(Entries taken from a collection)
────────────────
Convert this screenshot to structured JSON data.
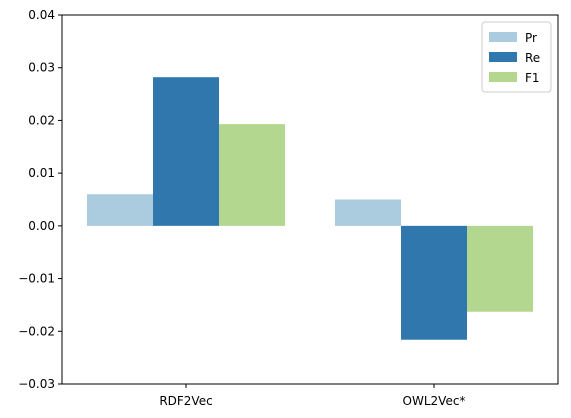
{
  "chart_data": {
    "type": "bar",
    "categories": [
      "RDF2Vec",
      "OWL2Vec*"
    ],
    "series": [
      {
        "name": "Pr",
        "color": "#abcbde",
        "values": [
          0.006,
          0.005
        ]
      },
      {
        "name": "Re",
        "color": "#2f77ac",
        "values": [
          0.0282,
          -0.0216
        ]
      },
      {
        "name": "F1",
        "color": "#b3d78f",
        "values": [
          0.0193,
          -0.0163
        ]
      }
    ],
    "ylim": [
      -0.03,
      0.04
    ],
    "yticks": [
      "0.04",
      "0.03",
      "0.02",
      "0.01",
      "0.00",
      "−0.01",
      "−0.02",
      "−0.03"
    ],
    "ytick_values": [
      0.04,
      0.03,
      0.02,
      0.01,
      0.0,
      -0.01,
      -0.02,
      -0.03
    ],
    "title": "",
    "xlabel": "",
    "ylabel": "",
    "legend_position": "top-right",
    "grid": false
  }
}
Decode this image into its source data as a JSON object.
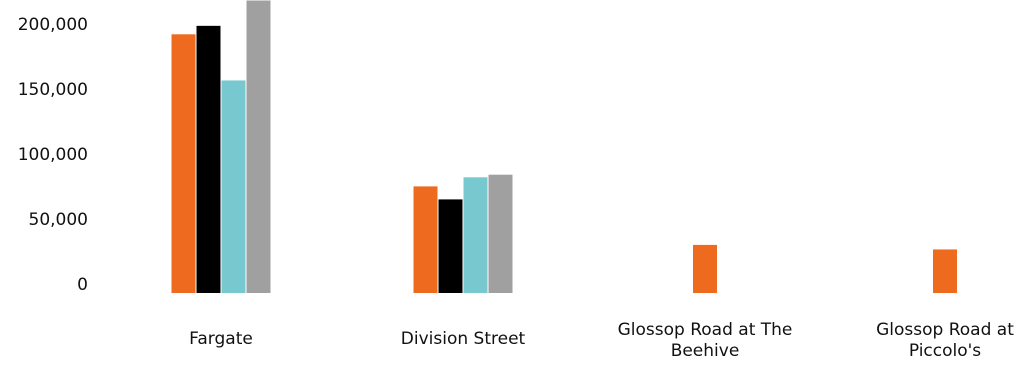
{
  "chart_data": {
    "type": "bar",
    "title": "",
    "xlabel": "",
    "ylabel": "",
    "ylim": [
      0,
      200000
    ],
    "y_ticks": [
      0,
      50000,
      100000,
      150000,
      200000
    ],
    "y_tick_labels": [
      "0",
      "50,000",
      "100,000",
      "150,000",
      "200,000"
    ],
    "categories": [
      "Fargate",
      "Division Street",
      "Glossop Road at The Beehive",
      "Glossop Road at Piccolo's"
    ],
    "category_label_lines": [
      [
        "Fargate"
      ],
      [
        "Division Street"
      ],
      [
        "Glossop Road at The",
        "Beehive"
      ],
      [
        "Glossop Road at",
        "Piccolo's"
      ]
    ],
    "grid": false,
    "legend": "none",
    "series": [
      {
        "color": "#ee6a1f",
        "values": [
          199000,
          82000,
          37000,
          33500
        ]
      },
      {
        "color": "#000000",
        "values": [
          205500,
          72000,
          null,
          null
        ]
      },
      {
        "color": "#78c8d0",
        "values": [
          163500,
          89000,
          null,
          null
        ]
      },
      {
        "color": "#a0a0a0",
        "values": [
          225000,
          91000,
          null,
          null
        ]
      }
    ]
  }
}
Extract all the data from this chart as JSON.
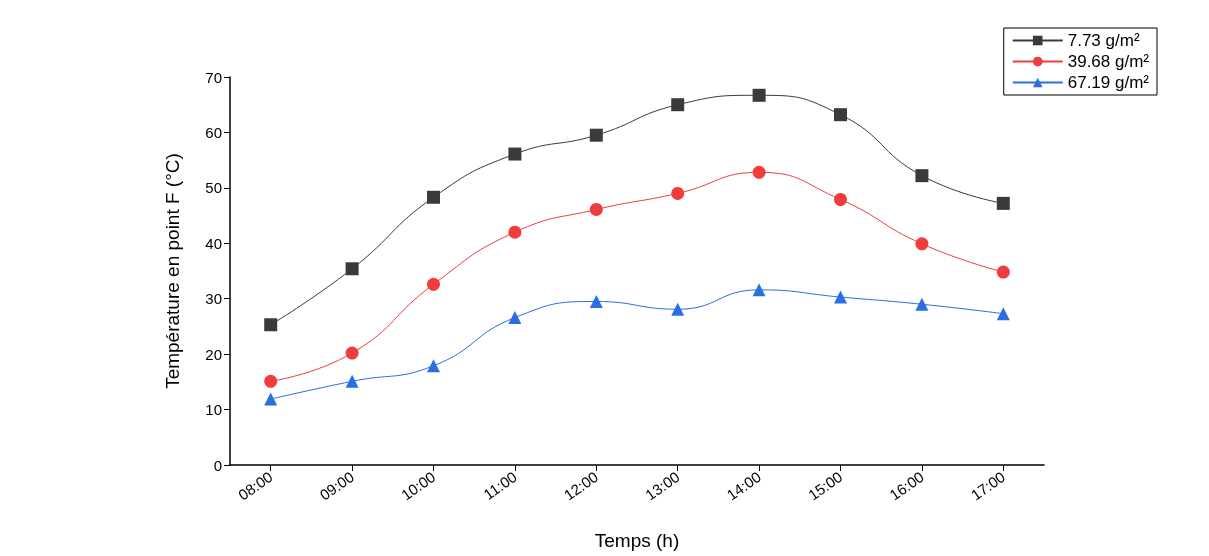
{
  "chart_data": {
    "type": "line",
    "xlabel": "Temps (h)",
    "ylabel": "Température en point F (°C)",
    "categories": [
      "08:00",
      "09:00",
      "10:00",
      "11:00",
      "12:00",
      "13:00",
      "14:00",
      "15:00",
      "16:00",
      "17:00"
    ],
    "series": [
      {
        "name": "7.73 g/m²",
        "color": "#3a3a3a",
        "marker": "square",
        "values": [
          25.3,
          35.4,
          48.3,
          56.1,
          59.5,
          65,
          66.7,
          63.2,
          52.2,
          47.2
        ]
      },
      {
        "name": "39.68 g/m²",
        "color": "#f03c3c",
        "marker": "circle",
        "values": [
          15.1,
          20.2,
          32.6,
          42,
          46.1,
          49,
          52.8,
          47.9,
          39.9,
          34.8
        ]
      },
      {
        "name": "67.19 g/m²",
        "color": "#2a6ee0",
        "marker": "triangle",
        "values": [
          11.9,
          15.1,
          17.9,
          26.6,
          29.5,
          28.1,
          31.6,
          30.3,
          29,
          27.3
        ]
      }
    ],
    "ylim": [
      0,
      70
    ],
    "yticks": [
      0,
      10,
      20,
      30,
      40,
      50,
      60,
      70
    ],
    "grid": false,
    "legend": "top right",
    "line_style": "solid"
  }
}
────────────────
> Instruction
From the entries above, collect every line with the string "JSON" in it.

> Output of the task
Convert this screenshot to structured JSON data.
Decode this image into its source data as a JSON object.
Extract all the data from this chart as JSON.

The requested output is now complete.